**WHAT TO DO**
Collect every line that includes the string "словами".

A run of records

**********

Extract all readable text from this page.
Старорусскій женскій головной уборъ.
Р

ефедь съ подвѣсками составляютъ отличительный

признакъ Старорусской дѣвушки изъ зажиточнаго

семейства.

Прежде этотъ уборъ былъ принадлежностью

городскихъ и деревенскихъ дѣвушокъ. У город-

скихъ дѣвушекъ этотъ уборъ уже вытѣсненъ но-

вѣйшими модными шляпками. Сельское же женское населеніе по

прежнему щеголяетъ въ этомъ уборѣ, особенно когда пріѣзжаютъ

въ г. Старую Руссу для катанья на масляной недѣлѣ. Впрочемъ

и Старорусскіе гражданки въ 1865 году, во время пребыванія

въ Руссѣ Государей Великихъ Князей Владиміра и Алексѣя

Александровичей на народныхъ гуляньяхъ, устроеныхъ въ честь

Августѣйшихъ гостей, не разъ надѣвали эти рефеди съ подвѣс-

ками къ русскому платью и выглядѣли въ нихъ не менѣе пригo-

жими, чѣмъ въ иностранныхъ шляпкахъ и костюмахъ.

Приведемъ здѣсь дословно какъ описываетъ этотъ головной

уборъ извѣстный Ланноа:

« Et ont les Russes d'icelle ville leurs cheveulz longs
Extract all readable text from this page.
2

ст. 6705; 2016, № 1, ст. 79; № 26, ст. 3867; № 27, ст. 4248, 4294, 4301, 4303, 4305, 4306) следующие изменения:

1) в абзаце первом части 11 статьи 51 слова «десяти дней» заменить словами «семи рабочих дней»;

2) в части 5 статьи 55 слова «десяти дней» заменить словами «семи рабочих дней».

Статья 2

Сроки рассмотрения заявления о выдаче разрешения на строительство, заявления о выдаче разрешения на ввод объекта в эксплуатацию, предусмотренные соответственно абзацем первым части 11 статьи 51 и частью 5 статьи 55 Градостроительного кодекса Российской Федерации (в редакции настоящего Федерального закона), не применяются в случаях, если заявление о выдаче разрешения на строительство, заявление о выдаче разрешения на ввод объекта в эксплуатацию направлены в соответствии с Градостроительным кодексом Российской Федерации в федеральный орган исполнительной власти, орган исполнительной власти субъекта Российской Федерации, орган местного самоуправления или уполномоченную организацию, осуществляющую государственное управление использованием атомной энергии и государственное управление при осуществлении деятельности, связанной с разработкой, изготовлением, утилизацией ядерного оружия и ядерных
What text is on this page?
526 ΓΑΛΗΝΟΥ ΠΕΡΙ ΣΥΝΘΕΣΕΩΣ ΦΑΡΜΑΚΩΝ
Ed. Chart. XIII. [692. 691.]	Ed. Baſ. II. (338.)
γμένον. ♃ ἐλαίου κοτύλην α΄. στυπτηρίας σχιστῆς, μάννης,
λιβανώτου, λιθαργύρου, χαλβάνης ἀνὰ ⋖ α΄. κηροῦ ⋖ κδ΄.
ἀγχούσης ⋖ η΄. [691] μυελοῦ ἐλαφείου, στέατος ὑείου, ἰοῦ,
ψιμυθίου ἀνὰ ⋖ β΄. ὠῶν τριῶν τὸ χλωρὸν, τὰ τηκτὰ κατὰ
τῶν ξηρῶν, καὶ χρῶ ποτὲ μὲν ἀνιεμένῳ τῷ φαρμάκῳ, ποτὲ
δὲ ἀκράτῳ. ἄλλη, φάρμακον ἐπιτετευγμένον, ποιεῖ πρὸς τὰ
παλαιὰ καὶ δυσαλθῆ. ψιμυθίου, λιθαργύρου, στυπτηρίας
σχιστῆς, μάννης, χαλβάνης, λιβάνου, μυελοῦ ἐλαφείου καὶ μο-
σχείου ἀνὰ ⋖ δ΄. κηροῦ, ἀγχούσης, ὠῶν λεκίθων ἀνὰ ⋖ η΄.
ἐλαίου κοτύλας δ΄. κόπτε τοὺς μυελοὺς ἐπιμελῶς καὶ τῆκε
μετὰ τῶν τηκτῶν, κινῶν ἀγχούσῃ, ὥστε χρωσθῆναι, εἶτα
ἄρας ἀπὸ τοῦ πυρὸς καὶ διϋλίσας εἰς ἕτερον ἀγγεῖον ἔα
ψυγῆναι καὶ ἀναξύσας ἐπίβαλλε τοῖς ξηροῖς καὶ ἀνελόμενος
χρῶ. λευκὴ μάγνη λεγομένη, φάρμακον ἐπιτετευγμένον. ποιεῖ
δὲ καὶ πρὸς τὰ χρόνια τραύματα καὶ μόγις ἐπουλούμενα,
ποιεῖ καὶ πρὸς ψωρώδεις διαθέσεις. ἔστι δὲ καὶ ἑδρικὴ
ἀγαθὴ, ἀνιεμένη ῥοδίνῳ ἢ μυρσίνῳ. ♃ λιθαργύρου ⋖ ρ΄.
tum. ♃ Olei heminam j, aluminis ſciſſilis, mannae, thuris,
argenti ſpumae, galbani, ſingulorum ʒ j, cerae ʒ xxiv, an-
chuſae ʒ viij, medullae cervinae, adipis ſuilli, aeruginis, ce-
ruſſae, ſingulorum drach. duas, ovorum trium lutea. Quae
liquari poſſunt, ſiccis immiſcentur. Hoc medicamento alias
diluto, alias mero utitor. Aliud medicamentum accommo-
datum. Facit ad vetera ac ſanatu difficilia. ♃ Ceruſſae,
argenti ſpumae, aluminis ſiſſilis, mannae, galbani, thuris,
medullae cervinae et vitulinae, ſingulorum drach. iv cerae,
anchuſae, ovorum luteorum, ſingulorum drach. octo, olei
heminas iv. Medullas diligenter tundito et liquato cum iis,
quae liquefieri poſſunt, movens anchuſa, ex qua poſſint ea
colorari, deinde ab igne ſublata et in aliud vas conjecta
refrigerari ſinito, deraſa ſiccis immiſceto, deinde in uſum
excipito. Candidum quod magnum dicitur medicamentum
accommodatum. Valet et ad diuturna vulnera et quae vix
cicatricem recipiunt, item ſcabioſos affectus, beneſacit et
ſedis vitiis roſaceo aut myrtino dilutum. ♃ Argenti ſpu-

**********

**ANSWER TO THIS TASK**
1) в абзаце первом части 11 статьи 51 слова «десяти дней» заменить словами «семи рабочих дней»;
2) в части 5 статьи 55 слова «десяти дней» заменить словами «семи рабочих дней».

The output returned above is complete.